What you should do
From the records, pick out and copy each line containing "React".

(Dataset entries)

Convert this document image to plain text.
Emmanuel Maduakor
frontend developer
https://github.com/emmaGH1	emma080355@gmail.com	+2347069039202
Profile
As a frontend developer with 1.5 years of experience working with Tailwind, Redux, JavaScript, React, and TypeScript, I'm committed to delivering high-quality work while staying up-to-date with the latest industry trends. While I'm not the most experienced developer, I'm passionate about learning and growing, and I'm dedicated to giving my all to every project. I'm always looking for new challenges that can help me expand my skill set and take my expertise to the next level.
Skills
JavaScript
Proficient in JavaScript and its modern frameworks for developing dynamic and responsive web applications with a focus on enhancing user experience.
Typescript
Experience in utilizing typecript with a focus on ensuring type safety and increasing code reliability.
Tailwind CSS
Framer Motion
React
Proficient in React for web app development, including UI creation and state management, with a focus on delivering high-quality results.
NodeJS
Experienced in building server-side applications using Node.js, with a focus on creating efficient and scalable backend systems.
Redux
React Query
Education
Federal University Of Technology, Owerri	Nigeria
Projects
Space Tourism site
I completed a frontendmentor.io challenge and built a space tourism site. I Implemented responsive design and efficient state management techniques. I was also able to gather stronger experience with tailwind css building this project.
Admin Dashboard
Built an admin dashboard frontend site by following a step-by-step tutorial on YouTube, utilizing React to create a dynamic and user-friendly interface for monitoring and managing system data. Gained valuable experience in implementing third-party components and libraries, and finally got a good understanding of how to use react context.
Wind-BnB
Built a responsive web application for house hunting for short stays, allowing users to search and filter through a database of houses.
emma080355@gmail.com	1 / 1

Reply to the task
As a frontend developer with 1.5 years of experience working with Tailwind, Redux, JavaScript, React, and TypeScript, I'm committed to delivering high-quality work while staying up-to-date with the latest industry trends. While I'm not the most experienced developer, I'm passionate about learning and growing, and I'm dedicated to giving my all to every project. I'm always looking for new challenges that can help me expand my skill set and take my expertise to the next level.
React
Proficient in React for web app development, including UI creation and state management, with a focus on delivering high-quality results.
React Query
Built an admin dashboard frontend site by following a step-by-step tutorial on YouTube, utilizing React to create a dynamic and user-friendly interface for monitoring and managing system data. Gained valuable experience in implementing third-party components and libraries, and finally got a good understanding of how to use react context.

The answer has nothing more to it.